▶ TASK DATA
----------------------------------------

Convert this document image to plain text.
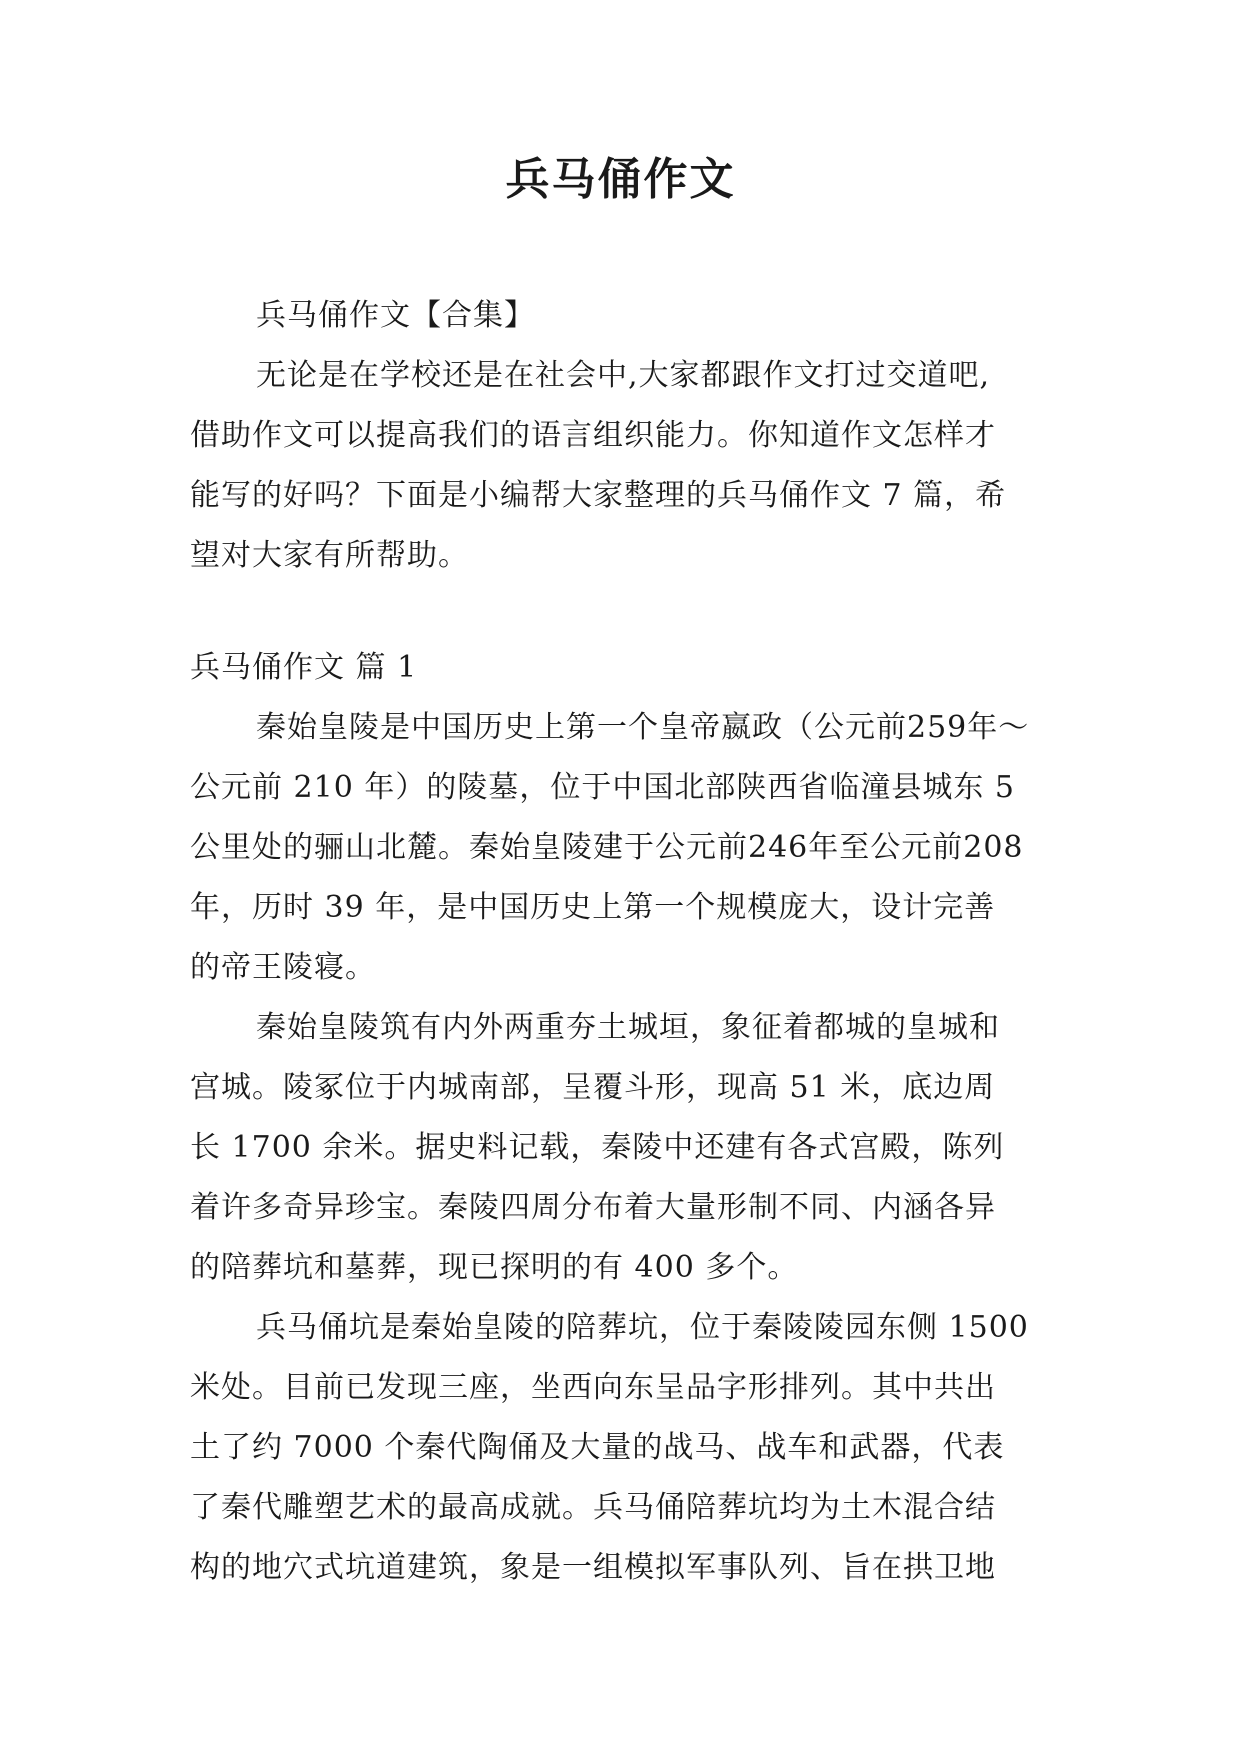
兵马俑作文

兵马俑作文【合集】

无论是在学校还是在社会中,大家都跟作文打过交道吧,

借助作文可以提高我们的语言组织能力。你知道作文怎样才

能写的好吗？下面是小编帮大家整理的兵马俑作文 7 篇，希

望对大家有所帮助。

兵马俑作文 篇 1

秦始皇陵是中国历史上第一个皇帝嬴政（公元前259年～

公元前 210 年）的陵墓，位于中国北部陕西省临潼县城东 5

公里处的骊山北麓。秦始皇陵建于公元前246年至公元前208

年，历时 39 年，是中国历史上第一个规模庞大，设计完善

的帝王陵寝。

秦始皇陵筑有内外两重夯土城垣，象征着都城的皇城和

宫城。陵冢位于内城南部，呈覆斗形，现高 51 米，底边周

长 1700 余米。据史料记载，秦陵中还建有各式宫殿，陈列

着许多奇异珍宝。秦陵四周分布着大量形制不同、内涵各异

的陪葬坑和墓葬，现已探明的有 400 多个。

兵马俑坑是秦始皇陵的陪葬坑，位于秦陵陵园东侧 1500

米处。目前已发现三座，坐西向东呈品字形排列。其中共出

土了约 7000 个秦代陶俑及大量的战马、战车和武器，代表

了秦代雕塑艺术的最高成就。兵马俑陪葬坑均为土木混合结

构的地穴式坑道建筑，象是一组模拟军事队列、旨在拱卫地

----------------------------------------

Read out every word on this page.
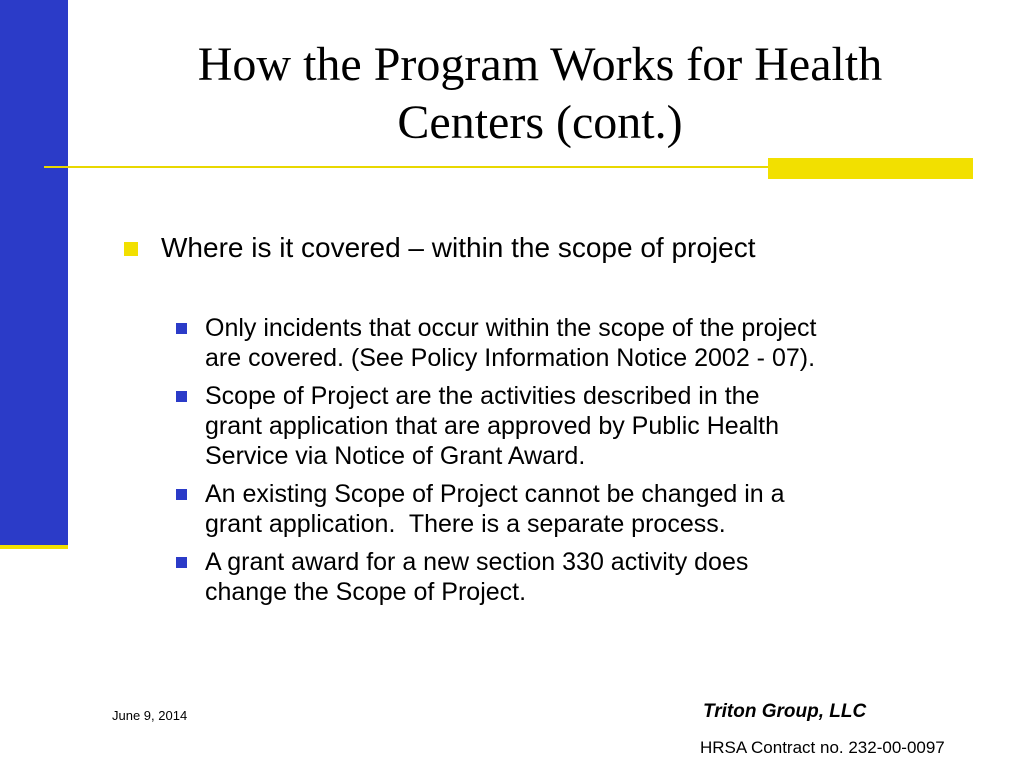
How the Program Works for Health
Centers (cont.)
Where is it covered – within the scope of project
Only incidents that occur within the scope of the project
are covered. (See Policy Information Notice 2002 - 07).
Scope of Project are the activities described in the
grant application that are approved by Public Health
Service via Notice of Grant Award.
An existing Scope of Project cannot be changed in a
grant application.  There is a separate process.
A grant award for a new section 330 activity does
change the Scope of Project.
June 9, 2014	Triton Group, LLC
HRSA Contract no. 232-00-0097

----------------------------------------

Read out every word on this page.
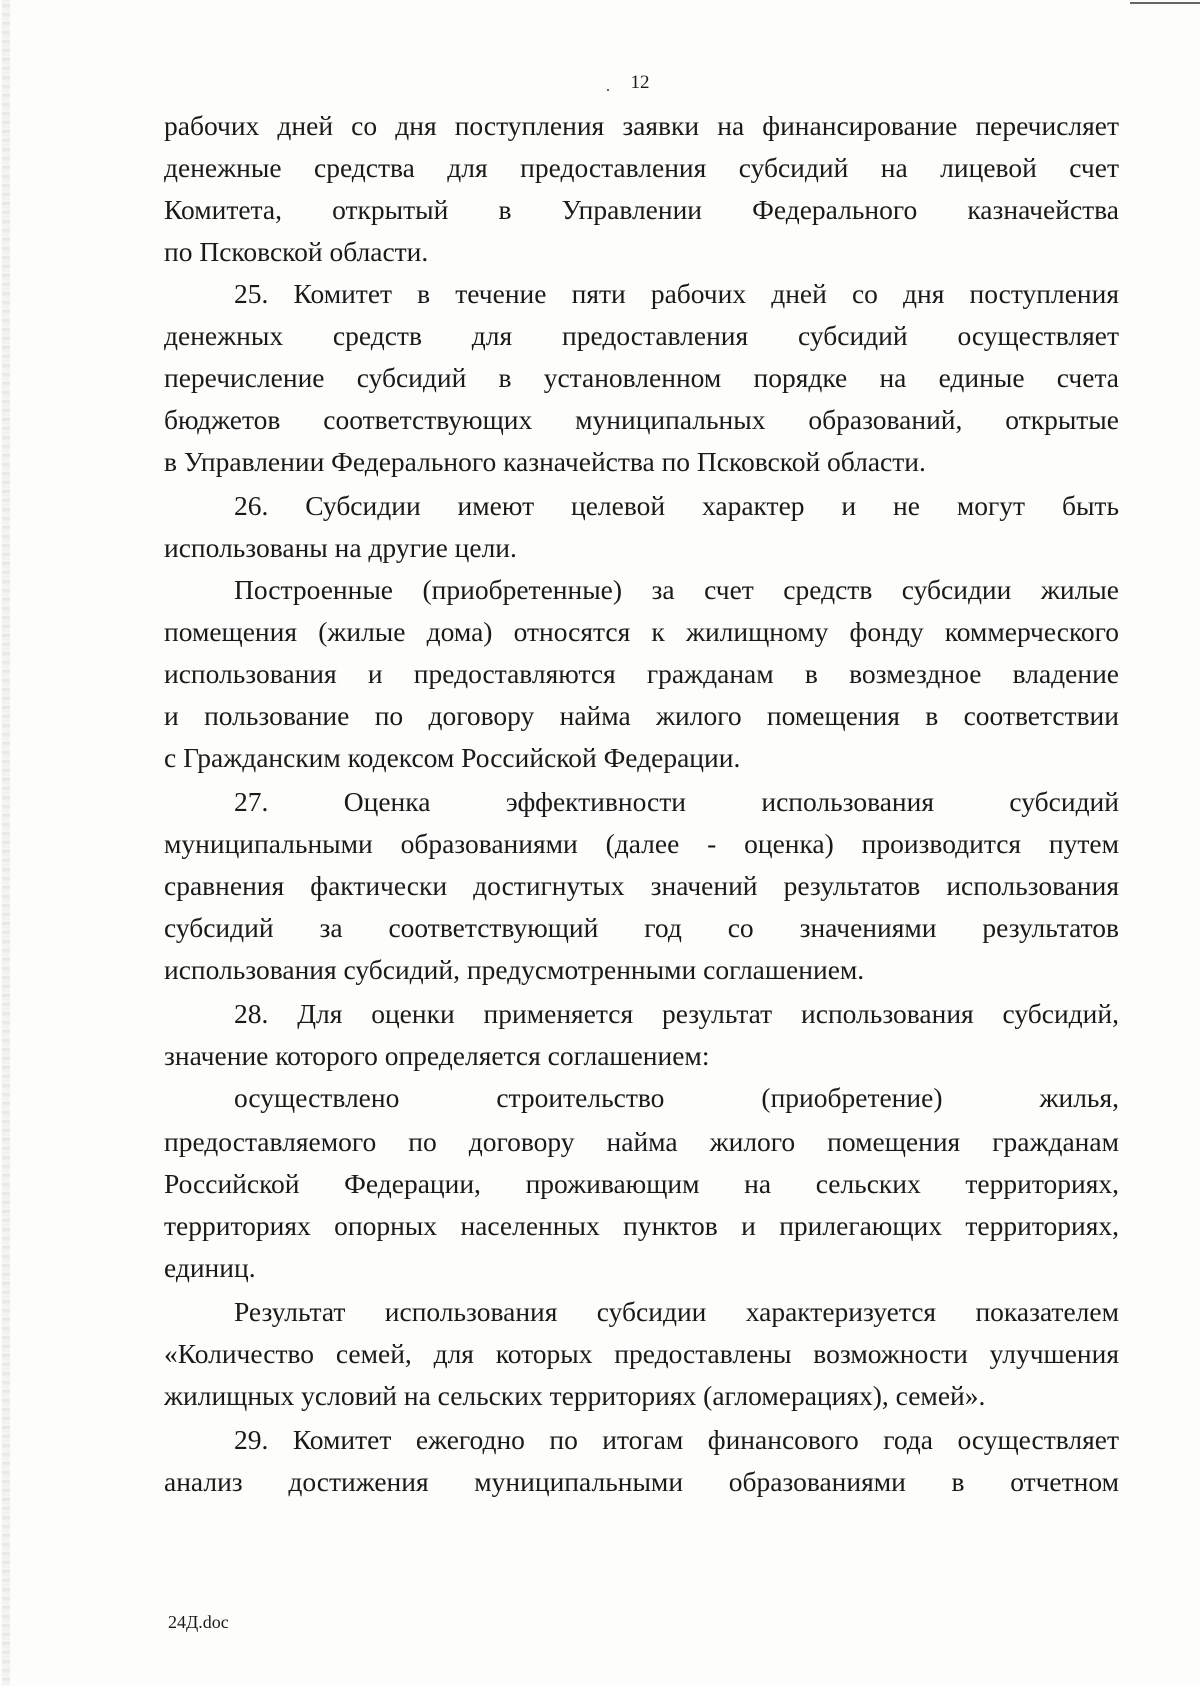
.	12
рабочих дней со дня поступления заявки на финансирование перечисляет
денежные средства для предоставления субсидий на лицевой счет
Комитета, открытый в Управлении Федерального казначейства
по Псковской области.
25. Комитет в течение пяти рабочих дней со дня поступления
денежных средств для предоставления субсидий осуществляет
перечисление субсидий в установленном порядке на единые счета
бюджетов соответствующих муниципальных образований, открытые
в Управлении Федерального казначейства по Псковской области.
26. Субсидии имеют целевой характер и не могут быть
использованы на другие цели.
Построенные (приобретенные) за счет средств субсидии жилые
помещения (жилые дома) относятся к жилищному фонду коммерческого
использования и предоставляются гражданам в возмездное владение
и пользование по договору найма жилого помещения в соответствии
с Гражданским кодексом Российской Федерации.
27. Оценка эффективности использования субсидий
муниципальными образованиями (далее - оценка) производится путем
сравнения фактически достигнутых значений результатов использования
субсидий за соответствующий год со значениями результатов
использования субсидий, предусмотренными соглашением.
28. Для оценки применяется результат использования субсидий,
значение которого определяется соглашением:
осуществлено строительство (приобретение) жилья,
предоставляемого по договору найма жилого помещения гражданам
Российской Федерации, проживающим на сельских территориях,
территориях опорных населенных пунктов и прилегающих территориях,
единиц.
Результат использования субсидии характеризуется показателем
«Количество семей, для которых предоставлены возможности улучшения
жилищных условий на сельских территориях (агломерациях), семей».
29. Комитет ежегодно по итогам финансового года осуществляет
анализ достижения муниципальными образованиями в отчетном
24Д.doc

----------------------------------------

▶ WRITTEN REQUEST
Within the listing above, copy each line that has the string "предоставления".

▶ OUTPUT FOR THIS TASK
денежные средства для предоставления субсидий на лицевой счет
денежных средств для предоставления субсидий осуществляет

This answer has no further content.